» Recorded information:
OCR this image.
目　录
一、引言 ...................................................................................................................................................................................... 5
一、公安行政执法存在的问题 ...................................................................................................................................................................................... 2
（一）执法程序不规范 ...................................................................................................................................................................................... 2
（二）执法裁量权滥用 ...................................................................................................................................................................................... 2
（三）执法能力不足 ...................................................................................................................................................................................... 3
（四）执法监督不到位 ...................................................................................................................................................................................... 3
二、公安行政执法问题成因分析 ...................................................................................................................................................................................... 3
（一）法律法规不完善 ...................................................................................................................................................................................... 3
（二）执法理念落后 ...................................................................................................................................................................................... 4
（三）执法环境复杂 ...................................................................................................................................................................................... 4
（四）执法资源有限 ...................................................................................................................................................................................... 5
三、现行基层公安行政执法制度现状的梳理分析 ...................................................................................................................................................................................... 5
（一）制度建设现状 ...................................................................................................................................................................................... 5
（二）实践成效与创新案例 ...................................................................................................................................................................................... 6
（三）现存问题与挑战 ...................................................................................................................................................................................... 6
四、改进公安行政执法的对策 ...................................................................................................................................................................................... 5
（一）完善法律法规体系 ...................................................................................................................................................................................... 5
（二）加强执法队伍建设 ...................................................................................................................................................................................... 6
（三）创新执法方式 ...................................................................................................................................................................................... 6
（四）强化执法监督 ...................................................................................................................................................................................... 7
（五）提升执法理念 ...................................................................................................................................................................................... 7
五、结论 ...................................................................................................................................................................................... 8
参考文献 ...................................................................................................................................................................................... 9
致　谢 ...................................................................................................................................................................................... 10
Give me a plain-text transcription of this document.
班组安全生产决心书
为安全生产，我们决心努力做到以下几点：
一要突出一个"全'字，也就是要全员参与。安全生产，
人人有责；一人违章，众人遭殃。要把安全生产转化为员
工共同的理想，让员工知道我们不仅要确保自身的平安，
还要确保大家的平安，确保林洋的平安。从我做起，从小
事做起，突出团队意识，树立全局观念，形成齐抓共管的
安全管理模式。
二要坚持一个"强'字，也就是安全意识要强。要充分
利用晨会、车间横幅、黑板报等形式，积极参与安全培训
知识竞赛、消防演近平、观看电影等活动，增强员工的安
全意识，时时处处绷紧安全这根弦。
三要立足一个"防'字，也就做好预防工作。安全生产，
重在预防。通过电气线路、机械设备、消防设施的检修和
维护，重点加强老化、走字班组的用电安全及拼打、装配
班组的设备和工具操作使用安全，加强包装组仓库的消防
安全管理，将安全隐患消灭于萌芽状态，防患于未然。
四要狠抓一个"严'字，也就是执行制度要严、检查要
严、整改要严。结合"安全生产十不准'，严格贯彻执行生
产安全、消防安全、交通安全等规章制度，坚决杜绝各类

» Exercise description:
Wherever the string "this" appears in the entries above, list that line.

» Task result:
OCR this image.
Give me a plain-text transcription of this document.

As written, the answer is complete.